Transcribe each record exactly. Include every one.

++++ SUPPLIED RECORDS ++++

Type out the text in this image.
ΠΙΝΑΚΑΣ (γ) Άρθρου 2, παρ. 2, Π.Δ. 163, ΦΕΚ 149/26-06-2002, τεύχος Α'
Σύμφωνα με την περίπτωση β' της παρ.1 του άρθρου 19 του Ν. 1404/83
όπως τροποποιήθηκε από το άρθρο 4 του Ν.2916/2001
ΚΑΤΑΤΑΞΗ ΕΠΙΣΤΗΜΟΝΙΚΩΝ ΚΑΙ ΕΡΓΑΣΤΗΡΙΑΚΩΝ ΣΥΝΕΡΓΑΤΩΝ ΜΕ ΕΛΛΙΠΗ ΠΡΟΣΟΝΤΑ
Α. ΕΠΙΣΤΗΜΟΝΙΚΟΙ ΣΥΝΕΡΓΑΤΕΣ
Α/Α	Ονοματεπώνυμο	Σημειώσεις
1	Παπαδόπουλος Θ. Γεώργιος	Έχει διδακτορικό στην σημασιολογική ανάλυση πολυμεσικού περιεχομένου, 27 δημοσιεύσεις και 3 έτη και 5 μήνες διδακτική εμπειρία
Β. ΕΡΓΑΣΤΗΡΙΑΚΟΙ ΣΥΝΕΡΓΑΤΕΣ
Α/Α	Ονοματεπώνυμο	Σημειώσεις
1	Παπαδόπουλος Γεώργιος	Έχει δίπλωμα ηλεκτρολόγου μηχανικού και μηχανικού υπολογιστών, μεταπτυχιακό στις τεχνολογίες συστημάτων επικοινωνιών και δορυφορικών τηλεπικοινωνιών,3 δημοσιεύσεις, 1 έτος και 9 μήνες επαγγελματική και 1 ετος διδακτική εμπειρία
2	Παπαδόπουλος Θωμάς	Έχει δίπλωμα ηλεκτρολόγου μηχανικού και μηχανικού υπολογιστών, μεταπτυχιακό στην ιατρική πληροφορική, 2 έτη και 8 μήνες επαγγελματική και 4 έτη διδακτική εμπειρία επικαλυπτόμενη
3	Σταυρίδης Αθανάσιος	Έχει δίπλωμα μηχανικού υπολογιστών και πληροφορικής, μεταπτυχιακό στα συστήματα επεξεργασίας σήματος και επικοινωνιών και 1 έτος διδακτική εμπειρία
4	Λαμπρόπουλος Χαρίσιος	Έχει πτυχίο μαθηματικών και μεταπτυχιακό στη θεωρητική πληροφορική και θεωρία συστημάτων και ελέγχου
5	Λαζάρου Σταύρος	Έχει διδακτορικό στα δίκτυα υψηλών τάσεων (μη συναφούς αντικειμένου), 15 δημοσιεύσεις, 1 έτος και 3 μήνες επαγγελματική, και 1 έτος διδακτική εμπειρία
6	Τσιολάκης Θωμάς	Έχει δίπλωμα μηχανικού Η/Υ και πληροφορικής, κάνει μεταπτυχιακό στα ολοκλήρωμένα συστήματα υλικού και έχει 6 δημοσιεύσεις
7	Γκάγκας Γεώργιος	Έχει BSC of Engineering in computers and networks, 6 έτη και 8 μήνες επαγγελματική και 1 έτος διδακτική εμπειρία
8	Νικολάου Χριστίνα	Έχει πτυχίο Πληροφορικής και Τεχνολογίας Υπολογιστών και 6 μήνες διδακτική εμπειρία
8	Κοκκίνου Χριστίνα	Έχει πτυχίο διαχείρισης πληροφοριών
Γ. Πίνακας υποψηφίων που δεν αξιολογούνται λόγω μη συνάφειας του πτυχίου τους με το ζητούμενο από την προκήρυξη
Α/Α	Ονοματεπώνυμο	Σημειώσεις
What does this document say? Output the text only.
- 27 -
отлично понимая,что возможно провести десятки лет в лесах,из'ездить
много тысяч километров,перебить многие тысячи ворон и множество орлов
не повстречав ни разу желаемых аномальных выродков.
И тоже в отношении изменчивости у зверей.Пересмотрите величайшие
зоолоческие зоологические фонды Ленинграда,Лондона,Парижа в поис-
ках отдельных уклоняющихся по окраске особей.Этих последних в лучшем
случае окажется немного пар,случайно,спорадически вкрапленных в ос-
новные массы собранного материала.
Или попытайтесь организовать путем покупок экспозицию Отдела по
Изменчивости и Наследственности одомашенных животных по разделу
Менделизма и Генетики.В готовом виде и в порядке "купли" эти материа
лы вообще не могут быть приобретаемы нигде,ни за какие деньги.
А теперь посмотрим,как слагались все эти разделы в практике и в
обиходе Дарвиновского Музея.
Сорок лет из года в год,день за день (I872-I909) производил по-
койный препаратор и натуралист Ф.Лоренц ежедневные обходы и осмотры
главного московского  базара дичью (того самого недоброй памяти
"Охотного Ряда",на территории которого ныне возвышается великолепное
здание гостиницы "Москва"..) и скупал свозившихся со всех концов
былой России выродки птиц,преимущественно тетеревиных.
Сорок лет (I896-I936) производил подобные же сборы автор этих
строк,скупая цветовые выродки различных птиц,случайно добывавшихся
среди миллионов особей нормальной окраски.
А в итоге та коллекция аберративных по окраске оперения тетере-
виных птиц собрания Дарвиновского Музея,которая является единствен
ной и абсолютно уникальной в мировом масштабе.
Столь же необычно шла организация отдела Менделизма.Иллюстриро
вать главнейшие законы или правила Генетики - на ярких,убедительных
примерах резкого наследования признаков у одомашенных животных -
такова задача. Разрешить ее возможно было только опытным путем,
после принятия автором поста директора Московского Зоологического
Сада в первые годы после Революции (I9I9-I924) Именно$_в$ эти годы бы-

++++

- RESPONSE FOR THIS EXERCISE -
Type out the text in this image.
ΠΙΝΑΚΑΣ (γ) Άρθρου 2, παρ. 2, Π.Δ. 163, ΦΕΚ 149/26-06-2002, τεύχος Α'
Σύμφωνα με την περίπτωση β' της παρ.1 του άρθρου 19 του Ν. 1404/83
όπως τροποποιήθηκε από το άρθρο 4 του Ν.2916/2001
ΚΑΤΑΤΑΞΗ ΕΠΙΣΤΗΜΟΝΙΚΩΝ ΚΑΙ ΕΡΓΑΣΤΗΡΙΑΚΩΝ ΣΥΝΕΡΓΑΤΩΝ ΜΕ ΕΛΛΙΠΗ ΠΡΟΣΟΝΤΑ
Α. ΕΠΙΣΤΗΜΟΝΙΚΟΙ ΣΥΝΕΡΓΑΤΕΣ
Α/Α	Ονοματεπώνυμο	Σημειώσεις
1	Παπαδόπουλος Θ. Γεώργιος	Έχει διδακτορικό στην σημασιολογική ανάλυση πολυμεσικού περιεχομένου, 27 δημοσιεύσεις και 3 έτη και 5 μήνες διδακτική εμπειρία
Β. ΕΡΓΑΣΤΗΡΙΑΚΟΙ ΣΥΝΕΡΓΑΤΕΣ
Α/Α	Ονοματεπώνυμο	Σημειώσεις
1	Παπαδόπουλος Γεώργιος	Έχει δίπλωμα ηλεκτρολόγου μηχανικού και μηχανικού υπολογιστών, μεταπτυχιακό στις τεχνολογίες συστημάτων επικοινωνιών και δορυφορικών τηλεπικοινωνιών,3 δημοσιεύσεις, 1 έτος και 9 μήνες επαγγελματική και 1 ετος διδακτική εμπειρία
2	Παπαδόπουλος Θωμάς	Έχει δίπλωμα ηλεκτρολόγου μηχανικού και μηχανικού υπολογιστών, μεταπτυχιακό στην ιατρική πληροφορική, 2 έτη και 8 μήνες επαγγελματική και 4 έτη διδακτική εμπειρία επικαλυπτόμενη
3	Σταυρίδης Αθανάσιος	Έχει δίπλωμα μηχανικού υπολογιστών και πληροφορικής, μεταπτυχιακό στα συστήματα επεξεργασίας σήματος και επικοινωνιών και 1 έτος διδακτική εμπειρία
4	Λαμπρόπουλος Χαρίσιος	Έχει πτυχίο μαθηματικών και μεταπτυχιακό στη θεωρητική πληροφορική και θεωρία συστημάτων και ελέγχου
5	Λαζάρου Σταύρος	Έχει διδακτορικό στα δίκτυα υψηλών τάσεων (μη συναφούς αντικειμένου), 15 δημοσιεύσεις, 1 έτος και 3 μήνες επαγγελματική, και 1 έτος διδακτική εμπειρία
6	Τσιολάκης Θωμάς	Έχει δίπλωμα μηχανικού Η/Υ και πληροφορικής, κάνει μεταπτυχιακό στα ολοκλήρωμένα συστήματα υλικού και έχει 6 δημοσιεύσεις
7	Γκάγκας Γεώργιος	Έχει BSC of Engineering in computers and networks, 6 έτη και 8 μήνες επαγγελματική και 1 έτος διδακτική εμπειρία
8	Νικολάου Χριστίνα	Έχει πτυχίο Πληροφορικής και Τεχνολογίας Υπολογιστών και 6 μήνες διδακτική εμπειρία
8	Κοκκίνου Χριστίνα	Έχει πτυχίο διαχείρισης πληροφοριών
Γ. Πίνακας υποψηφίων που δεν αξιολογούνται λόγω μη συνάφειας του πτυχίου τους με το ζητούμενο από την προκήρυξη
Α/Α	Ονοματεπώνυμο	Σημειώσεις
What does this document say? Output the text only.
- 27 -
отлично понимая,что возможно провести десятки лет в лесах,из'ездить
много тысяч километров,перебить многие тысячи ворон и множество орлов
не повстречав ни разу желаемых аномальных выродков.
И тоже в отношении изменчивости у зверей.Пересмотрите величайшие
зоолоческие зоологические фонды Ленинграда,Лондона,Парижа в поис-
ках отдельных уклоняющихся по окраске особей.Этих последних в лучшем
случае окажется немного пар,случайно,спорадически вкрапленных в ос-
новные массы собранного материала.
Или попытайтесь организовать путем покупок экспозицию Отдела по
Изменчивости и Наследственности одомашенных животных по разделу
Менделизма и Генетики.В готовом виде и в порядке "купли" эти материа
лы вообще не могут быть приобретаемы нигде,ни за какие деньги.
А теперь посмотрим,как слагались все эти разделы в практике и в
обиходе Дарвиновского Музея.
Сорок лет из года в год,день за день (I872-I909) производил по-
койный препаратор и натуралист Ф.Лоренц ежедневные обходы и осмотры
главного московского  базара дичью (того самого недоброй памяти
"Охотного Ряда",на территории которого ныне возвышается великолепное
здание гостиницы "Москва"..) и скупал свозившихся со всех концов
былой России выродки птиц,преимущественно тетеревиных.
Сорок лет (I896-I936) производил подобные же сборы автор этих
строк,скупая цветовые выродки различных птиц,случайно добывавшихся
среди миллионов особей нормальной окраски.
А в итоге та коллекция аберративных по окраске оперения тетере-
виных птиц собрания Дарвиновского Музея,которая является единствен
ной и абсолютно уникальной в мировом масштабе.
Столь же необычно шла организация отдела Менделизма.Иллюстриро
вать главнейшие законы или правила Генетики - на ярких,убедительных
примерах резкого наследования признаков у одомашенных животных -
такова задача. Разрешить ее возможно было только опытным путем,
после принятия автором поста директора Московского Зоологического
Сада в первые годы после Революции (I9I9-I924) Именно$_в$ эти годы бы-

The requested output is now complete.